---- RECORDS SUPPLIED
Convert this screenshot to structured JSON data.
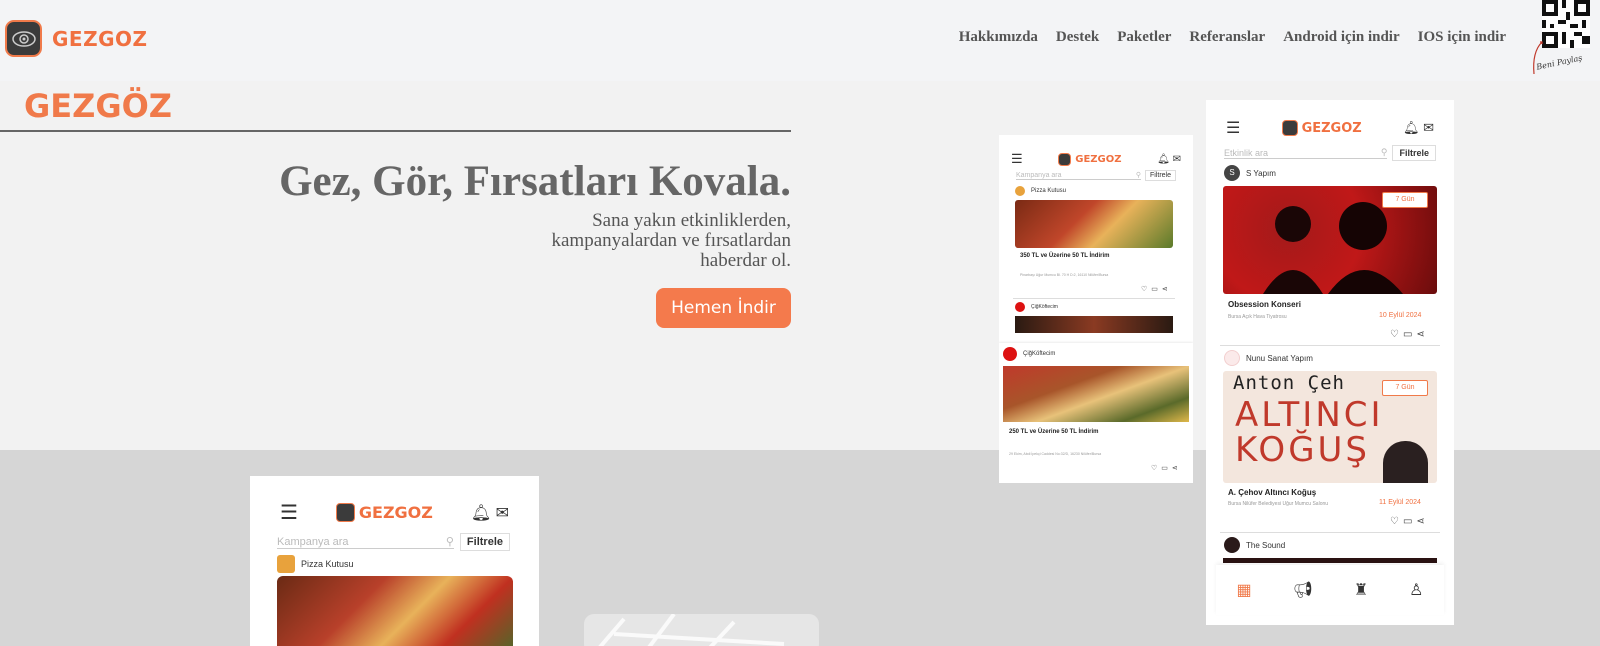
{
  "brand": {
    "name": "GEZGOZ",
    "hero_name": "GEZGÖZ"
  },
  "nav": [
    "Hakkımızda",
    "Destek",
    "Paketler",
    "Referanslar",
    "Android için indir",
    "IOS için indir"
  ],
  "qr": {
    "caption": "Beni Paylaş"
  },
  "hero": {
    "title": "Gez, Gör, Fırsatları Kovala.",
    "subtitle_line1": "Sana yakın etkinliklerden,",
    "subtitle_line2": "kampanyalardan ve fırsatlardan",
    "subtitle_line3": "haberdar ol.",
    "cta": "Hemen İndir"
  },
  "phone_a": {
    "logo": "GEZGOZ",
    "search_placeholder": "Kampanya ara",
    "filter": "Filtrele",
    "card1": {
      "channel": "Pizza Kutusu",
      "title": "350 TL ve Üzerine 50 TL İndirim",
      "meta": "Pinarbaşı Uğur Mumcu Bl. 70 H D:2, 16110 Nilüfer/Bursa"
    },
    "card2": {
      "channel": "ÇiğKöftecim",
      "title": "250 TL ve Üzerine 50 TL İndirim",
      "meta": "29 Ekim, Abdi İpekçi Caddesi No:32/D, 16230 Nilüfer/Bursa"
    }
  },
  "phone_b": {
    "logo": "GEZGOZ",
    "search_placeholder": "Etkinlik ara",
    "filter": "Filtrele",
    "card1": {
      "channel_initial": "S",
      "channel": "S Yapım",
      "badge": "7 Gün",
      "title": "Obsession Konseri",
      "meta": "Bursa Açık Hava Tiyatrosu",
      "date": "10 Eylül 2024"
    },
    "card2": {
      "channel": "Nunu Sanat Yapım",
      "badge": "7 Gün",
      "poster_top": "Anton Çeh",
      "poster_mid": "ALTINCI",
      "poster_bot": "KOĞUŞ",
      "title": "A. Çehov Altıncı Koğuş",
      "meta": "Bursa Nilüfer Belediyesi Uğur Mumcu Salonu",
      "date": "11 Eylül 2024"
    },
    "card3": {
      "channel": "The Sound"
    }
  },
  "phone_c": {
    "logo": "GEZGOZ",
    "search_placeholder": "Kampanya ara",
    "filter": "Filtrele",
    "channel": "Pizza Kutusu"
  },
  "colors": {
    "accent": "#f07a4a",
    "dark": "#3b3b3b"
  }
}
--------
_PROBLEM REQUIREMENTS_: Leave out the pictures and repeat everything else in the records exactly.

_EXERCISE ANSWER_:
Convert this screenshot to structured JSON data.
{
  "brand": {
    "name": "GEZGOZ",
    "hero_name": "GEZGÖZ"
  },
  "nav": [
    "Hakkımızda",
    "Destek",
    "Paketler",
    "Referanslar",
    "Android için indir",
    "IOS için indir"
  ],
  "qr": {
    "caption": "Beni Paylaş"
  },
  "hero": {
    "title": "Gez, Gör, Fırsatları Kovala.",
    "subtitle_line1": "Sana yakın etkinliklerden,",
    "subtitle_line2": "kampanyalardan ve fırsatlardan",
    "subtitle_line3": "haberdar ol.",
    "cta": "Hemen İndir"
  },
  "phone_a": {
    "logo": "GEZGOZ",
    "search_placeholder": "Kampanya ara",
    "filter": "Filtrele",
    "card1": {
      "channel": "Pizza Kutusu",
      "title": "350 TL ve Üzerine 50 TL İndirim",
      "meta": "Pinarbaşı Uğur Mumcu Bl. 70 H D:2, 16110 Nilüfer/Bursa"
    },
    "card2": {
      "channel": "ÇiğKöftecim",
      "title": "250 TL ve Üzerine 50 TL İndirim",
      "meta": "29 Ekim, Abdi İpekçi Caddesi No:32/D, 16230 Nilüfer/Bursa"
    }
  },
  "phone_b": {
    "logo": "GEZGOZ",
    "search_placeholder": "Etkinlik ara",
    "filter": "Filtrele",
    "card1": {
      "channel_initial": "S",
      "channel": "S Yapım",
      "badge": "7 Gün",
      "title": "Obsession Konseri",
      "meta": "Bursa Açık Hava Tiyatrosu",
      "date": "10 Eylül 2024"
    },
    "card2": {
      "channel": "Nunu Sanat Yapım",
      "badge": "7 Gün",
      "poster_top": "Anton Çeh",
      "poster_mid": "ALTINCI",
      "poster_bot": "KOĞUŞ",
      "title": "A. Çehov Altıncı Koğuş",
      "meta": "Bursa Nilüfer Belediyesi Uğur Mumcu Salonu",
      "date": "11 Eylül 2024"
    },
    "card3": {
      "channel": "The Sound"
    }
  },
  "phone_c": {
    "logo": "GEZGOZ",
    "search_placeholder": "Kampanya ara",
    "filter": "Filtrele",
    "channel": "Pizza Kutusu"
  },
  "colors": {
    "accent": "#f07a4a",
    "dark": "#3b3b3b"
  }
}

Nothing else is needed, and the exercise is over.